* **WHAT THE TASK ASKS**
Every entry should be repeated exactly. Omit the pictures.

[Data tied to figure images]
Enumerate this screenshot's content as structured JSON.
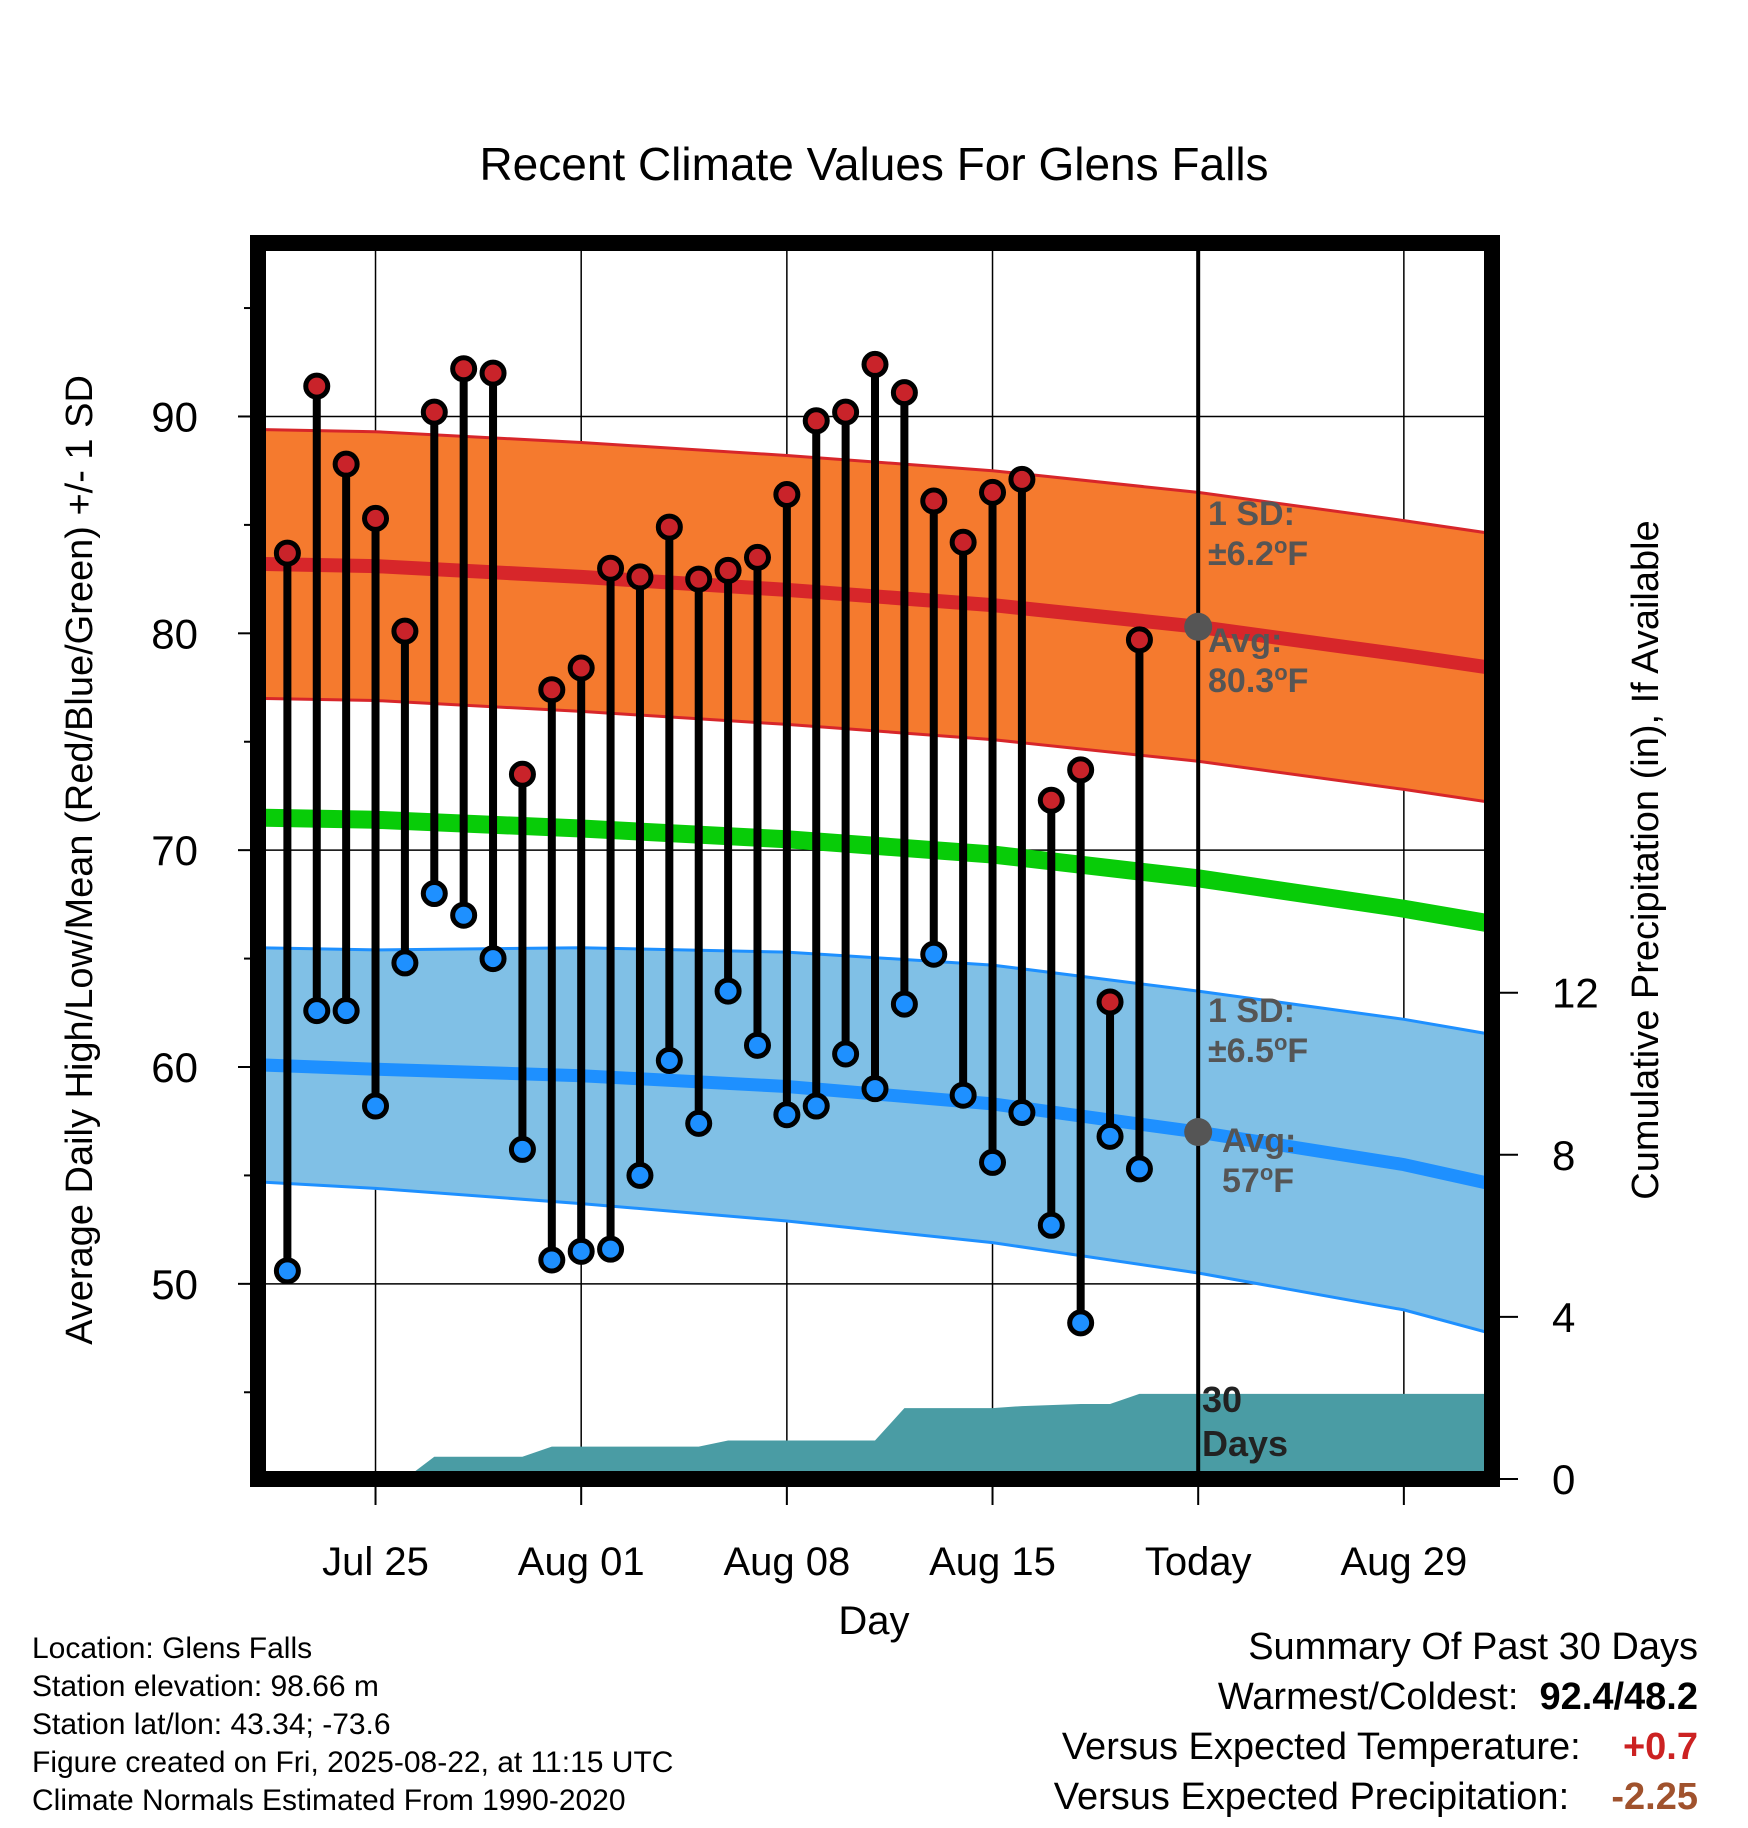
{
  "chart_data": {
    "type": "line",
    "title": "Recent Climate Values For Glens Falls",
    "xlabel": "Day",
    "ylabel": "Average Daily High/Low/Mean (Red/Blue/Green) +/- 1 SD",
    "y2label": "Cumulative Precipitation (in), If Available",
    "x_tick_labels": [
      "Jul 25",
      "Aug 01",
      "Aug 08",
      "Aug 15",
      "Today",
      "Aug 29"
    ],
    "x_tick_dates": [
      "2025-07-25",
      "2025-08-01",
      "2025-08-08",
      "2025-08-15",
      "2025-08-22",
      "2025-08-29"
    ],
    "xlim": [
      "2025-07-21",
      "2025-09-01"
    ],
    "ylim": [
      41,
      98
    ],
    "y_ticks": [
      50,
      60,
      70,
      80,
      90
    ],
    "y2lim": [
      0,
      30.5
    ],
    "y2_ticks": [
      0,
      4,
      8,
      12
    ],
    "grid": true,
    "today": "2025-08-22",
    "daily_dates": [
      "2025-07-22",
      "2025-07-23",
      "2025-07-24",
      "2025-07-25",
      "2025-07-26",
      "2025-07-27",
      "2025-07-28",
      "2025-07-29",
      "2025-07-30",
      "2025-07-31",
      "2025-08-01",
      "2025-08-02",
      "2025-08-03",
      "2025-08-04",
      "2025-08-05",
      "2025-08-06",
      "2025-08-07",
      "2025-08-08",
      "2025-08-09",
      "2025-08-10",
      "2025-08-11",
      "2025-08-12",
      "2025-08-13",
      "2025-08-14",
      "2025-08-15",
      "2025-08-16",
      "2025-08-17",
      "2025-08-18",
      "2025-08-19",
      "2025-08-20",
      "2025-08-21"
    ],
    "series": [
      {
        "name": "High",
        "values": [
          83.7,
          91.4,
          87.8,
          85.3,
          80.1,
          90.2,
          92.2,
          92.0,
          73.5,
          77.4,
          78.4,
          83.0,
          82.6,
          84.9,
          82.5,
          82.9,
          83.5,
          86.4,
          89.8,
          90.2,
          92.4,
          91.1,
          86.1,
          84.2,
          86.5,
          87.1,
          72.3,
          73.7,
          63.0,
          79.7,
          null
        ]
      },
      {
        "name": "Low",
        "values": [
          50.6,
          62.6,
          62.6,
          58.2,
          64.8,
          68.0,
          67.0,
          65.0,
          56.2,
          51.1,
          51.5,
          51.6,
          55.0,
          60.3,
          57.4,
          63.5,
          61.0,
          57.8,
          58.2,
          60.6,
          59.0,
          62.9,
          65.2,
          58.7,
          55.6,
          57.9,
          52.7,
          48.2,
          56.8,
          55.3,
          null
        ]
      }
    ],
    "normal_dates": [
      "2025-07-21",
      "2025-07-25",
      "2025-08-01",
      "2025-08-08",
      "2025-08-15",
      "2025-08-22",
      "2025-08-29",
      "2025-09-01"
    ],
    "normal_high": [
      83.2,
      83.1,
      82.6,
      82.0,
      81.3,
      80.3,
      79.0,
      78.4
    ],
    "normal_high_sd": [
      6.2,
      6.2,
      6.2,
      6.2,
      6.2,
      6.2,
      6.2,
      6.2
    ],
    "normal_mean": [
      71.5,
      71.4,
      71.0,
      70.5,
      69.8,
      68.7,
      67.3,
      66.6
    ],
    "normal_low": [
      60.1,
      59.9,
      59.6,
      59.1,
      58.3,
      57.0,
      55.5,
      54.6
    ],
    "normal_low_sd": [
      5.4,
      5.5,
      5.9,
      6.2,
      6.4,
      6.5,
      6.7,
      6.9
    ],
    "precip_dates": [
      "2025-07-21",
      "2025-07-23",
      "2025-07-24",
      "2025-07-25",
      "2025-07-26",
      "2025-07-27",
      "2025-07-30",
      "2025-07-31",
      "2025-08-05",
      "2025-08-06",
      "2025-08-11",
      "2025-08-12",
      "2025-08-15",
      "2025-08-16",
      "2025-08-18",
      "2025-08-19",
      "2025-08-20",
      "2025-08-21",
      "2025-09-01"
    ],
    "precip_cumulative": [
      0,
      0,
      0,
      0,
      0,
      0.55,
      0.55,
      0.8,
      0.8,
      0.95,
      0.95,
      1.75,
      1.75,
      1.8,
      1.85,
      1.85,
      2.1,
      2.1,
      2.1
    ],
    "annotations": {
      "high_sd_label_1": "1 SD:",
      "high_sd_label_2": "±6.2",
      "high_avg_label_1": "Avg:",
      "high_avg_label_2": "80.3",
      "low_sd_label_1": "1 SD:",
      "low_sd_label_2": "±6.5",
      "low_avg_label_1": "Avg:",
      "low_avg_label_2": "57",
      "degree_mark": "o",
      "unit": "F",
      "days_label_1": "30",
      "days_label_2": "Days"
    },
    "colors": {
      "high_band": "#f57a2e",
      "high_band_edge": "#d7262a",
      "high_line": "#d7262a",
      "high_dot": "#c9232a",
      "mean_line": "#08cc08",
      "low_band": "#80c0e6",
      "low_band_edge": "#1e90ff",
      "low_line": "#1e90ff",
      "low_dot": "#1e90ff",
      "precip": "#4a9ca4",
      "annotation": "#555555"
    }
  },
  "footer": {
    "location": "Location: Glens Falls",
    "elevation": "Station elevation: 98.66 m",
    "latlon": "Station lat/lon: 43.34; -73.6",
    "created": "Figure created on Fri, 2025-08-22, at 11:15 UTC",
    "normals": "Climate Normals Estimated From 1990-2020"
  },
  "summary": {
    "title": "Summary Of Past 30 Days",
    "warmest_label": "Warmest/Coldest:",
    "warmest_value": "92.4/48.2",
    "temp_label": "Versus Expected Temperature:",
    "temp_value": "+0.7",
    "temp_color": "#cc2222",
    "precip_label": "Versus Expected Precipitation:",
    "precip_value": "-2.25",
    "precip_color": "#a0522d"
  }
}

* **ANSWER TO THIS EXERCISE**
Enumerate this screenshot's content as structured JSON.
{
  "chart_data": {
    "type": "line",
    "title": "Recent Climate Values For Glens Falls",
    "xlabel": "Day",
    "ylabel": "Average Daily High/Low/Mean (Red/Blue/Green) +/- 1 SD",
    "y2label": "Cumulative Precipitation (in), If Available",
    "x_tick_labels": [
      "Jul 25",
      "Aug 01",
      "Aug 08",
      "Aug 15",
      "Today",
      "Aug 29"
    ],
    "x_tick_dates": [
      "2025-07-25",
      "2025-08-01",
      "2025-08-08",
      "2025-08-15",
      "2025-08-22",
      "2025-08-29"
    ],
    "xlim": [
      "2025-07-21",
      "2025-09-01"
    ],
    "ylim": [
      41,
      98
    ],
    "y_ticks": [
      50,
      60,
      70,
      80,
      90
    ],
    "y2lim": [
      0,
      30.5
    ],
    "y2_ticks": [
      0,
      4,
      8,
      12
    ],
    "grid": true,
    "today": "2025-08-22",
    "daily_dates": [
      "2025-07-22",
      "2025-07-23",
      "2025-07-24",
      "2025-07-25",
      "2025-07-26",
      "2025-07-27",
      "2025-07-28",
      "2025-07-29",
      "2025-07-30",
      "2025-07-31",
      "2025-08-01",
      "2025-08-02",
      "2025-08-03",
      "2025-08-04",
      "2025-08-05",
      "2025-08-06",
      "2025-08-07",
      "2025-08-08",
      "2025-08-09",
      "2025-08-10",
      "2025-08-11",
      "2025-08-12",
      "2025-08-13",
      "2025-08-14",
      "2025-08-15",
      "2025-08-16",
      "2025-08-17",
      "2025-08-18",
      "2025-08-19",
      "2025-08-20",
      "2025-08-21"
    ],
    "series": [
      {
        "name": "High",
        "values": [
          83.7,
          91.4,
          87.8,
          85.3,
          80.1,
          90.2,
          92.2,
          92.0,
          73.5,
          77.4,
          78.4,
          83.0,
          82.6,
          84.9,
          82.5,
          82.9,
          83.5,
          86.4,
          89.8,
          90.2,
          92.4,
          91.1,
          86.1,
          84.2,
          86.5,
          87.1,
          72.3,
          73.7,
          63.0,
          79.7,
          null
        ]
      },
      {
        "name": "Low",
        "values": [
          50.6,
          62.6,
          62.6,
          58.2,
          64.8,
          68.0,
          67.0,
          65.0,
          56.2,
          51.1,
          51.5,
          51.6,
          55.0,
          60.3,
          57.4,
          63.5,
          61.0,
          57.8,
          58.2,
          60.6,
          59.0,
          62.9,
          65.2,
          58.7,
          55.6,
          57.9,
          52.7,
          48.2,
          56.8,
          55.3,
          null
        ]
      }
    ],
    "normal_dates": [
      "2025-07-21",
      "2025-07-25",
      "2025-08-01",
      "2025-08-08",
      "2025-08-15",
      "2025-08-22",
      "2025-08-29",
      "2025-09-01"
    ],
    "normal_high": [
      83.2,
      83.1,
      82.6,
      82.0,
      81.3,
      80.3,
      79.0,
      78.4
    ],
    "normal_high_sd": [
      6.2,
      6.2,
      6.2,
      6.2,
      6.2,
      6.2,
      6.2,
      6.2
    ],
    "normal_mean": [
      71.5,
      71.4,
      71.0,
      70.5,
      69.8,
      68.7,
      67.3,
      66.6
    ],
    "normal_low": [
      60.1,
      59.9,
      59.6,
      59.1,
      58.3,
      57.0,
      55.5,
      54.6
    ],
    "normal_low_sd": [
      5.4,
      5.5,
      5.9,
      6.2,
      6.4,
      6.5,
      6.7,
      6.9
    ],
    "precip_dates": [
      "2025-07-21",
      "2025-07-23",
      "2025-07-24",
      "2025-07-25",
      "2025-07-26",
      "2025-07-27",
      "2025-07-30",
      "2025-07-31",
      "2025-08-05",
      "2025-08-06",
      "2025-08-11",
      "2025-08-12",
      "2025-08-15",
      "2025-08-16",
      "2025-08-18",
      "2025-08-19",
      "2025-08-20",
      "2025-08-21",
      "2025-09-01"
    ],
    "precip_cumulative": [
      0,
      0,
      0,
      0,
      0,
      0.55,
      0.55,
      0.8,
      0.8,
      0.95,
      0.95,
      1.75,
      1.75,
      1.8,
      1.85,
      1.85,
      2.1,
      2.1,
      2.1
    ],
    "annotations": {
      "high_sd_label_1": "1 SD:",
      "high_sd_label_2": "±6.2",
      "high_avg_label_1": "Avg:",
      "high_avg_label_2": "80.3",
      "low_sd_label_1": "1 SD:",
      "low_sd_label_2": "±6.5",
      "low_avg_label_1": "Avg:",
      "low_avg_label_2": "57",
      "degree_mark": "o",
      "unit": "F",
      "days_label_1": "30",
      "days_label_2": "Days"
    },
    "colors": {
      "high_band": "#f57a2e",
      "high_band_edge": "#d7262a",
      "high_line": "#d7262a",
      "high_dot": "#c9232a",
      "mean_line": "#08cc08",
      "low_band": "#80c0e6",
      "low_band_edge": "#1e90ff",
      "low_line": "#1e90ff",
      "low_dot": "#1e90ff",
      "precip": "#4a9ca4",
      "annotation": "#555555"
    }
  },
  "footer": {
    "location": "Location: Glens Falls",
    "elevation": "Station elevation: 98.66 m",
    "latlon": "Station lat/lon: 43.34; -73.6",
    "created": "Figure created on Fri, 2025-08-22, at 11:15 UTC",
    "normals": "Climate Normals Estimated From 1990-2020"
  },
  "summary": {
    "title": "Summary Of Past 30 Days",
    "warmest_label": "Warmest/Coldest:",
    "warmest_value": "92.4/48.2",
    "temp_label": "Versus Expected Temperature:",
    "temp_value": "+0.7",
    "temp_color": "#cc2222",
    "precip_label": "Versus Expected Precipitation:",
    "precip_value": "-2.25",
    "precip_color": "#a0522d"
  }
}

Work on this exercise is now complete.